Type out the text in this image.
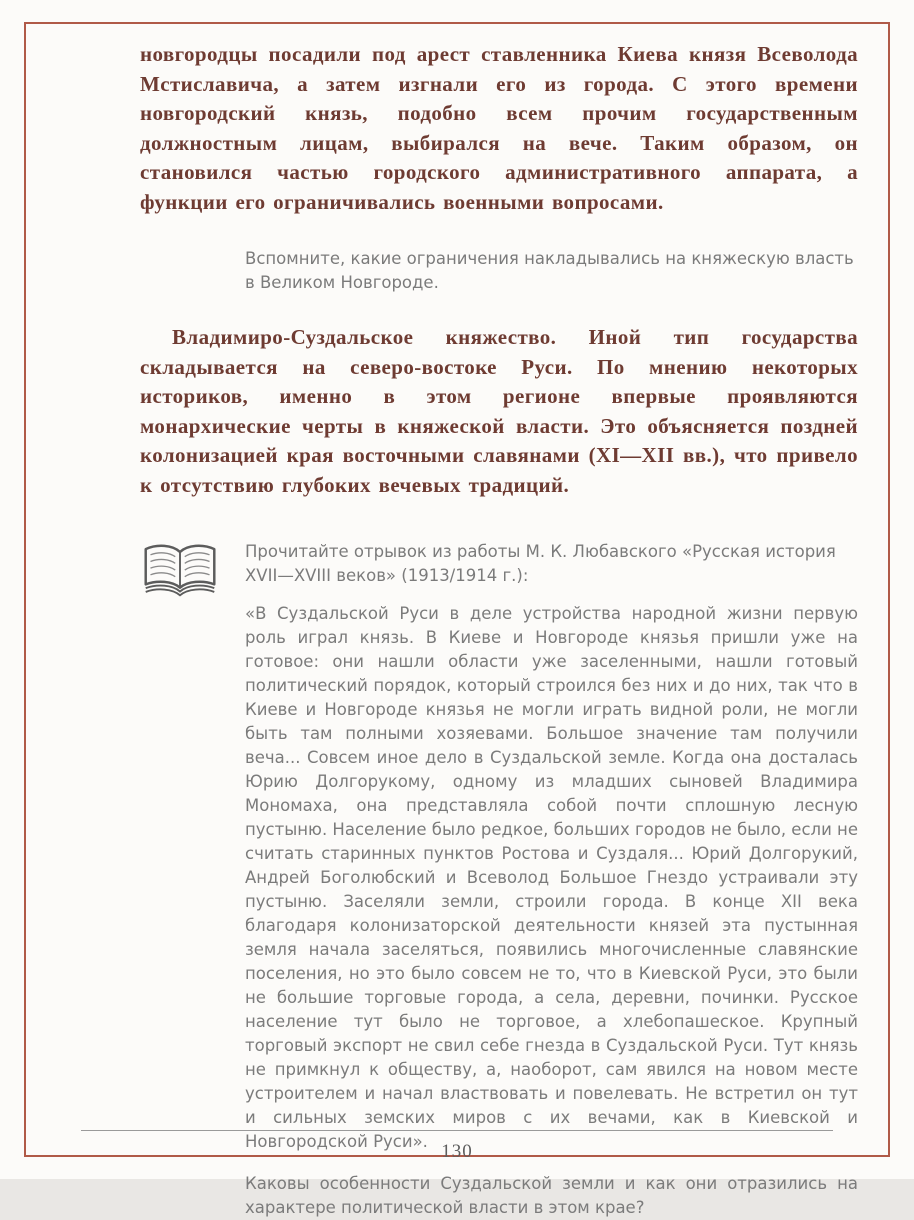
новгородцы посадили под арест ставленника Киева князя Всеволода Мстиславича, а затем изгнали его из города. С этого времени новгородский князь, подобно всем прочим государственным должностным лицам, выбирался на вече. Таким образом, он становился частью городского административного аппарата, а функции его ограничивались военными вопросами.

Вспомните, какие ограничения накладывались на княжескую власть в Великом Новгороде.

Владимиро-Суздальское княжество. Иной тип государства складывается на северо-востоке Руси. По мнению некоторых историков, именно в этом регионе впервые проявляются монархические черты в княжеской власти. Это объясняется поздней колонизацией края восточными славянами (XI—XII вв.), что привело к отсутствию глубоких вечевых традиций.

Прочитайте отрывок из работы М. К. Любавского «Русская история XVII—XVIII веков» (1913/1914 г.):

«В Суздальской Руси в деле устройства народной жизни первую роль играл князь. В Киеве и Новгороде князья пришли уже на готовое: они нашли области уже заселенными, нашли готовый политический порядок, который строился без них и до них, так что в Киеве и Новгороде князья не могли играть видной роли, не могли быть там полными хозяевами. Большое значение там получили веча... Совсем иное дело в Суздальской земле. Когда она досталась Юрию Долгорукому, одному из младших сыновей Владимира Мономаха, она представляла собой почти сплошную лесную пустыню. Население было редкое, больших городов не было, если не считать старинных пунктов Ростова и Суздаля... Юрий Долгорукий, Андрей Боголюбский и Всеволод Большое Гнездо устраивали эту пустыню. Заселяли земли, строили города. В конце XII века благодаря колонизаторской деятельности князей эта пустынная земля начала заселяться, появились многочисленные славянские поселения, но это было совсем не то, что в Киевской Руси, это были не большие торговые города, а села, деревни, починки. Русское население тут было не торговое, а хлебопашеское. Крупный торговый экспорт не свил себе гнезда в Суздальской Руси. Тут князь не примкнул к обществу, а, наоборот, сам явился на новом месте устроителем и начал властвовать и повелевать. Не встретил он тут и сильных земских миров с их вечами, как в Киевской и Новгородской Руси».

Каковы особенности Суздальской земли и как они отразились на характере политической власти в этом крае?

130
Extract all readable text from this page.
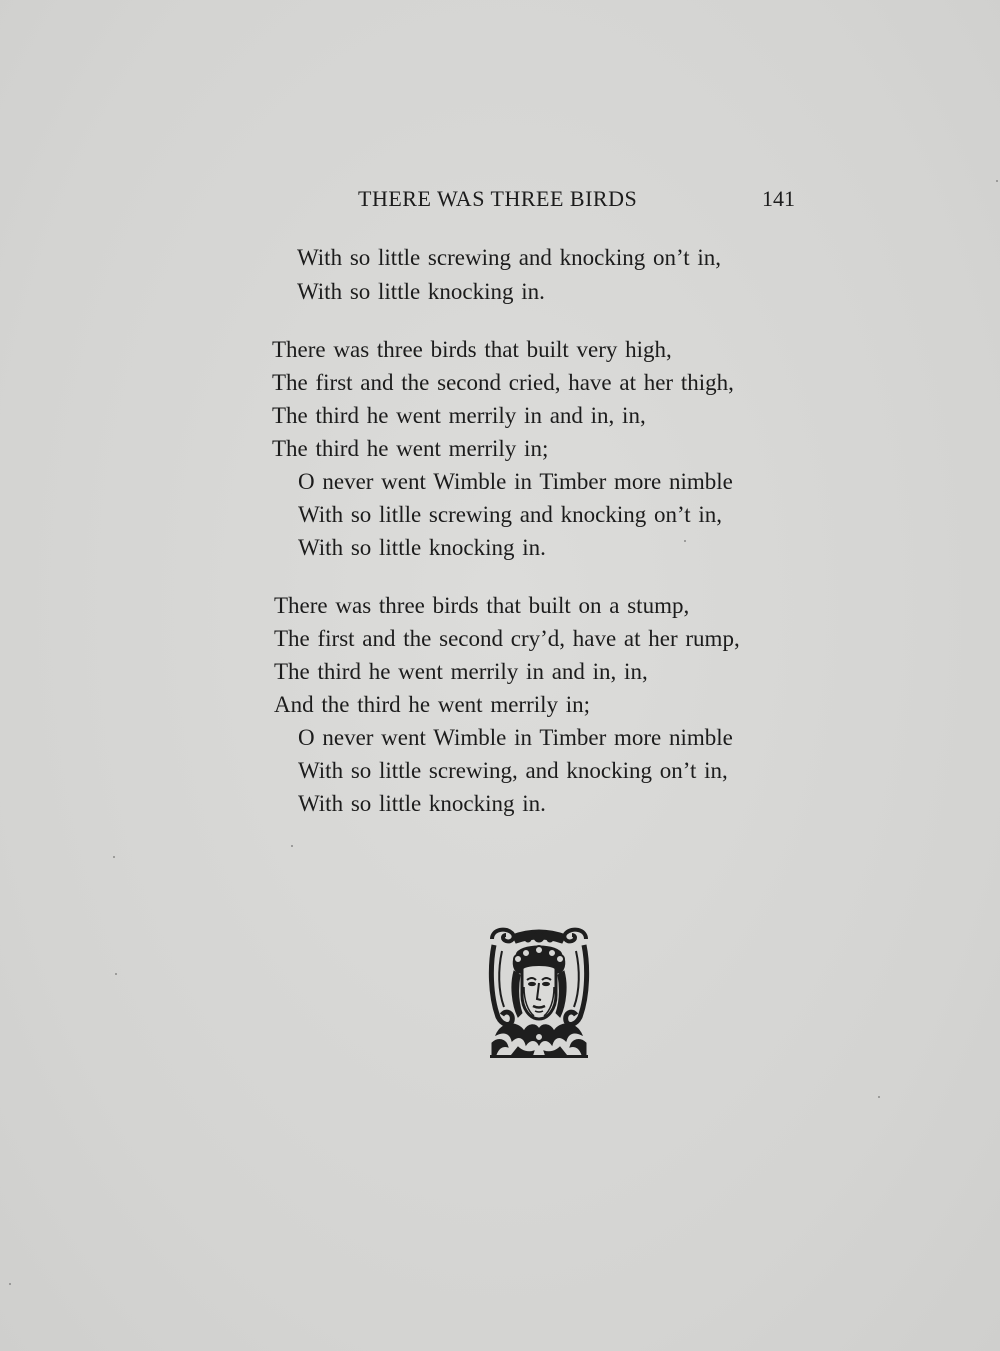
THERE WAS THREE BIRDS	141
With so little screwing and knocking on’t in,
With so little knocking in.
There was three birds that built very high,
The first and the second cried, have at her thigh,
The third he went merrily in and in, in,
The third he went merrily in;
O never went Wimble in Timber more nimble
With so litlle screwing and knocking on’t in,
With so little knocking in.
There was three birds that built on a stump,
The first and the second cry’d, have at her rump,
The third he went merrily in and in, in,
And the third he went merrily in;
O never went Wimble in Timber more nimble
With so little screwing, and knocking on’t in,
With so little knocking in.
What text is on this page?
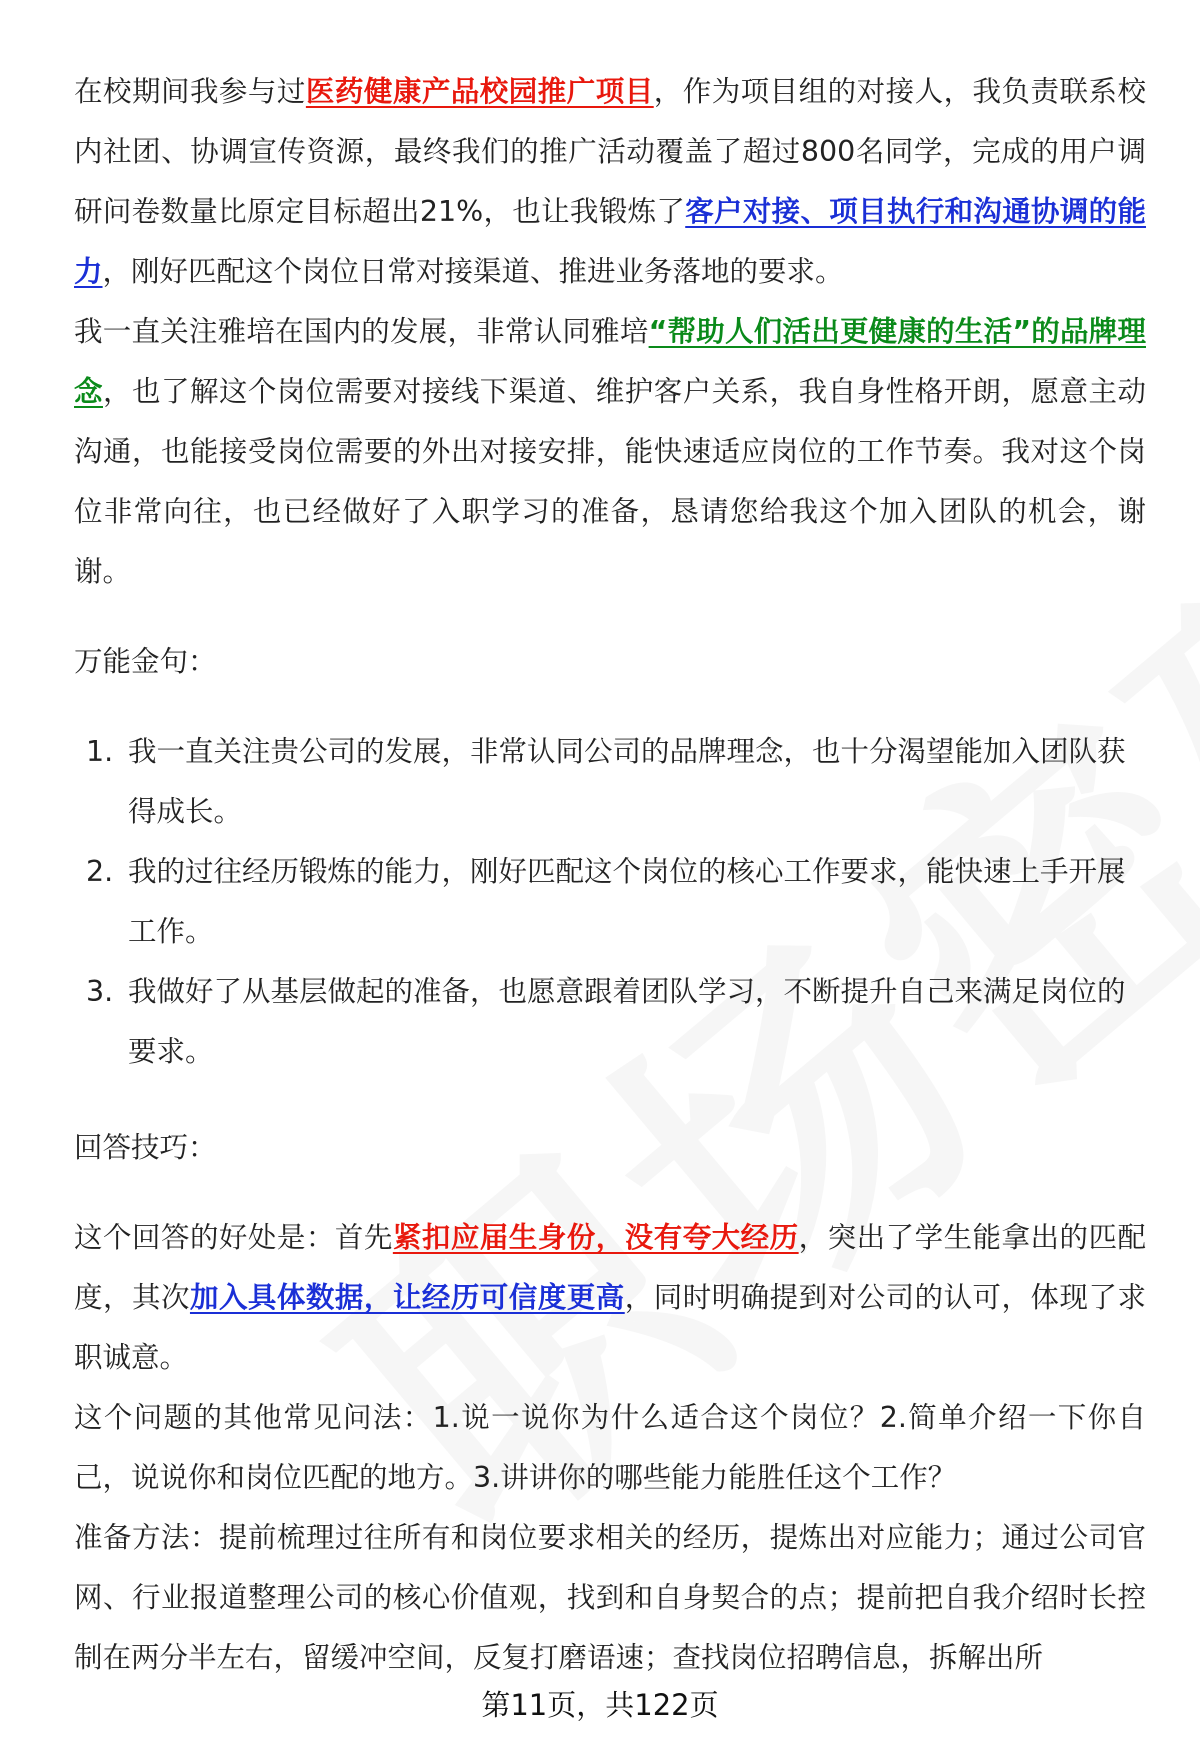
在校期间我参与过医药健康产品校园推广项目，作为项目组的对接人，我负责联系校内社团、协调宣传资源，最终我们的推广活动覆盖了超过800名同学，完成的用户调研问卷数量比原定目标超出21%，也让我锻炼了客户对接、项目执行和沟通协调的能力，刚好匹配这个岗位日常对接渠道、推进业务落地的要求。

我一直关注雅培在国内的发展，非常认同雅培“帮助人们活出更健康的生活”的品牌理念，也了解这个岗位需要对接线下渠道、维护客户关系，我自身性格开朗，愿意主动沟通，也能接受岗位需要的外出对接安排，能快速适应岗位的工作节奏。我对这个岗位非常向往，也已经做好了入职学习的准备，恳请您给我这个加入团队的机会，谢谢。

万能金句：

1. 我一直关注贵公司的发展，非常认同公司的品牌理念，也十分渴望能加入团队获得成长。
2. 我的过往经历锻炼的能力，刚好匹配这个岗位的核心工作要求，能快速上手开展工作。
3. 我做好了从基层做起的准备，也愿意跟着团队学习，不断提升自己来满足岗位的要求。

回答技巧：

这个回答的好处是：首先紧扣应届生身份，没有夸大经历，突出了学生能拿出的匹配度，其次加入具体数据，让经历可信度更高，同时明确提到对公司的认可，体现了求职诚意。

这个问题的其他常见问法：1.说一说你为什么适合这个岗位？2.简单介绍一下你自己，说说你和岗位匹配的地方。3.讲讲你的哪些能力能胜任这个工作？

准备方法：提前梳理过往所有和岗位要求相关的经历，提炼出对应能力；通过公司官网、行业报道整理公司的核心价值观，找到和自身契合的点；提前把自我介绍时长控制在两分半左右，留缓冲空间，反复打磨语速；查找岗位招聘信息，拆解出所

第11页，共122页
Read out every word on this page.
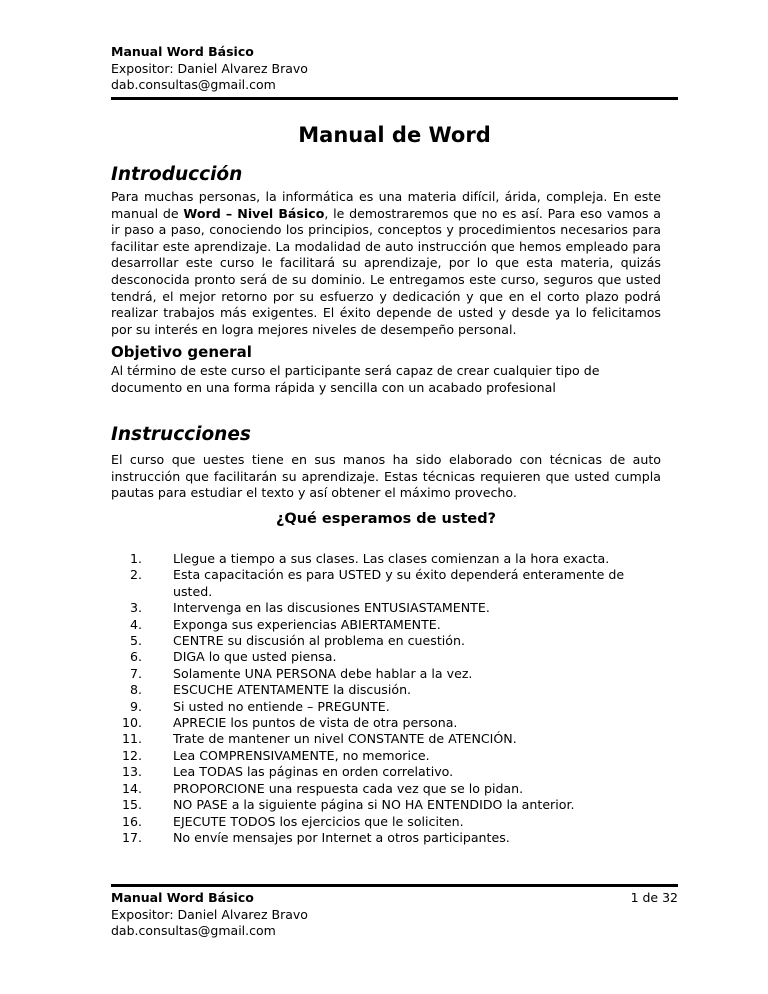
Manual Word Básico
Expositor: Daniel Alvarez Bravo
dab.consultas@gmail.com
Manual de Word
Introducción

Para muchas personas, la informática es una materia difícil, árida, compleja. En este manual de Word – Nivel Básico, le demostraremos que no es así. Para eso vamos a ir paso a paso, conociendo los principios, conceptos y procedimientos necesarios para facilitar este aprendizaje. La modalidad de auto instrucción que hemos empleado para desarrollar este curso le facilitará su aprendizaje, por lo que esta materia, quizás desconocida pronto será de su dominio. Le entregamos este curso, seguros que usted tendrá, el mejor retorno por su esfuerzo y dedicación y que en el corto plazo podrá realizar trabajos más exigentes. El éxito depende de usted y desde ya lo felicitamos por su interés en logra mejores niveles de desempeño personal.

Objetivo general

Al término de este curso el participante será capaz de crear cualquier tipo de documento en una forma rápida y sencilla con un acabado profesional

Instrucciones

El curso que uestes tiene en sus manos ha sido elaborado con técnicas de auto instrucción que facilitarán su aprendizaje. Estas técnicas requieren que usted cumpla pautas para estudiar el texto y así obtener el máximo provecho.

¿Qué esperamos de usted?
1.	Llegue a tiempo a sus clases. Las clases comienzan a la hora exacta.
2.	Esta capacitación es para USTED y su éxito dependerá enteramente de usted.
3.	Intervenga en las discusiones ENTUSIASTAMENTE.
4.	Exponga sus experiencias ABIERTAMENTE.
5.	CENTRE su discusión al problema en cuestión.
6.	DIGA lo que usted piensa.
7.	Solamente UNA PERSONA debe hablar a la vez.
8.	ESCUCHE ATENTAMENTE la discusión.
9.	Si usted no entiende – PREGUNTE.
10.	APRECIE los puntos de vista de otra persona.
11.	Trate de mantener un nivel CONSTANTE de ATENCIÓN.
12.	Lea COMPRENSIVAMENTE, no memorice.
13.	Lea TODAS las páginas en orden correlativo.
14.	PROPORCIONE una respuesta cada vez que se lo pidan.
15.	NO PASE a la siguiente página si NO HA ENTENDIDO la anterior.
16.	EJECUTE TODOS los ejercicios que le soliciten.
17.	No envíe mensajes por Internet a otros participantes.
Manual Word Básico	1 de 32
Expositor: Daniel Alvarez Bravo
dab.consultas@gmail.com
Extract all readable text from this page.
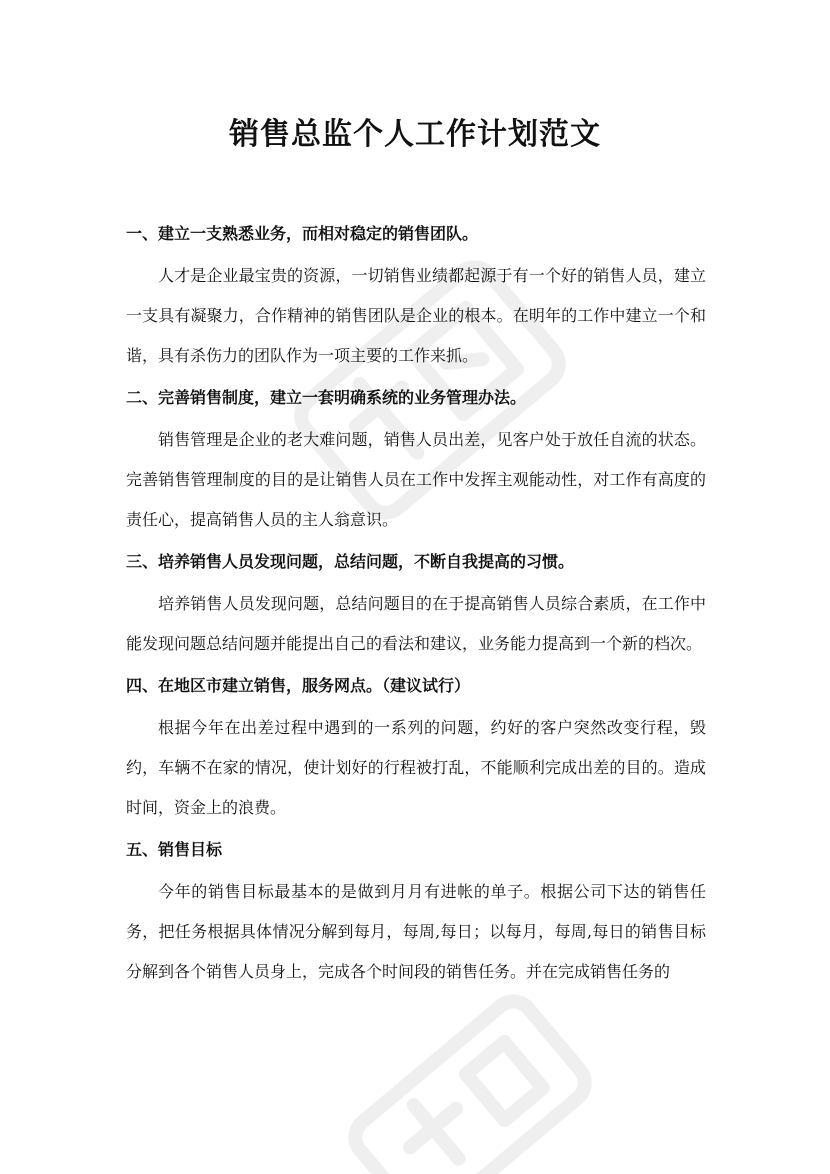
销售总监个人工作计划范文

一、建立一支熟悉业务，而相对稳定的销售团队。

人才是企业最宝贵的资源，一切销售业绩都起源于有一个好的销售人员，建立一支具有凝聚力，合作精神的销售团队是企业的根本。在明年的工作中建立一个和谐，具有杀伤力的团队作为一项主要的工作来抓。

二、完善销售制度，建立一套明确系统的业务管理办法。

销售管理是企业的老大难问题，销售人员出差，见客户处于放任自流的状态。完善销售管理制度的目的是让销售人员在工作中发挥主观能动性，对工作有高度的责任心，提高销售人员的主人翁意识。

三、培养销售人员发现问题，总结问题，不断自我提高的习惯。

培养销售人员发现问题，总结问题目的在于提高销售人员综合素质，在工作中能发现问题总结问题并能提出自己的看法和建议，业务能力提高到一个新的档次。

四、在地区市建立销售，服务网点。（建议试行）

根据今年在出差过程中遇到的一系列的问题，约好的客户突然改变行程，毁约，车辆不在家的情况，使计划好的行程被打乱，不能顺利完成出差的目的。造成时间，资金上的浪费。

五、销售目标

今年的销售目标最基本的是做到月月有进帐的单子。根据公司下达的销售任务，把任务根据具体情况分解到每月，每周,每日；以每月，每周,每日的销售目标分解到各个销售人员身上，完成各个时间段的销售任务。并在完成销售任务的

---------------

Find the lines holding "this" and list every one.

Answer in full —
Type out the text in this image.
Extract all readable text from this page.
What text is on this page?
Read out every word on this page.
Extract all readable text from this page.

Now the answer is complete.